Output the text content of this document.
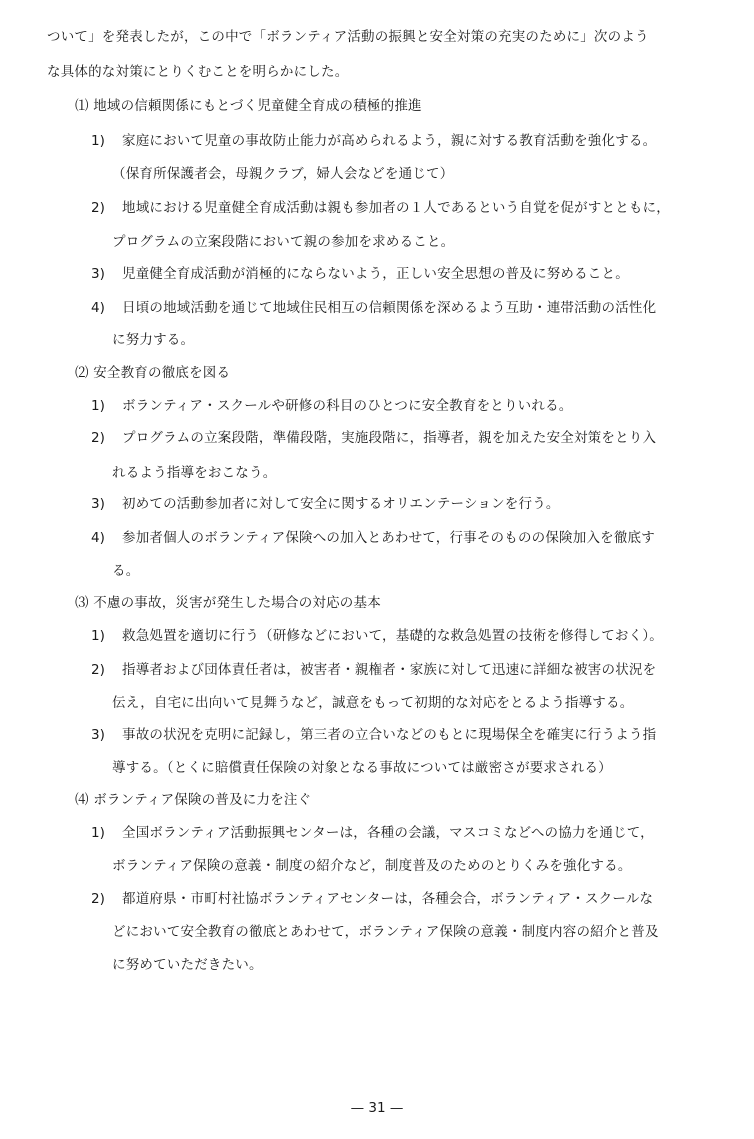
ついて」を発表したが，この中で「ボランティア活動の振興と安全対策の充実のために」次のよう
な具体的な対策にとりくむことを明らかにした。
⑴ 地域の信頼関係にもとづく児童健全育成の積極的推進
1) 家庭において児童の事故防止能力が高められるよう，親に対する教育活動を強化する。
（保育所保護者会，母親クラブ，婦人会などを通じて）
2) 地域における児童健全育成活動は親も参加者の１人であるという自覚を促がすとともに，
プログラムの立案段階において親の参加を求めること。
3) 児童健全育成活動が消極的にならないよう，正しい安全思想の普及に努めること。
4) 日頃の地域活動を通じて地域住民相互の信頼関係を深めるよう互助・連帯活動の活性化
に努力する。
⑵ 安全教育の徹底を図る
1) ボランティア・スクールや研修の科目のひとつに安全教育をとりいれる。
2) プログラムの立案段階，準備段階，実施段階に，指導者，親を加えた安全対策をとり入
れるよう指導をおこなう。
3) 初めての活動参加者に対して安全に関するオリエンテーションを行う。
4) 参加者個人のボランティア保険への加入とあわせて，行事そのものの保険加入を徹底す
る。
⑶ 不慮の事故，災害が発生した場合の対応の基本
1) 救急処置を適切に行う（研修などにおいて，基礎的な救急処置の技術を修得しておく）。
2) 指導者および団体責任者は，被害者・親権者・家族に対して迅速に詳細な被害の状況を
伝え，自宅に出向いて見舞うなど，誠意をもって初期的な対応をとるよう指導する。
3) 事故の状況を克明に記録し，第三者の立合いなどのもとに現場保全を確実に行うよう指
導する。（とくに賠償責任保険の対象となる事故については厳密さが要求される）
⑷ ボランティア保険の普及に力を注ぐ
1) 全国ボランティア活動振興センターは，各種の会議，マスコミなどへの協力を通じて，
ボランティア保険の意義・制度の紹介など，制度普及のためのとりくみを強化する。
2) 都道府県・市町村社協ボランティアセンターは，各種会合，ボランティア・スクールな
どにおいて安全教育の徹底とあわせて，ボランティア保険の意義・制度内容の紹介と普及
に努めていただきたい。
— 31 —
◇ ◇ ◇ ◇ ◇
| TASK DESCRIPTION |
List every line from the entries above in which "ボランティア保険の意義" appears.

| FINISHED ANSWER |
ボランティア保険の意義・制度の紹介など，制度普及のためのとりくみを強化する。
どにおいて安全教育の徹底とあわせて，ボランティア保険の意義・制度内容の紹介と普及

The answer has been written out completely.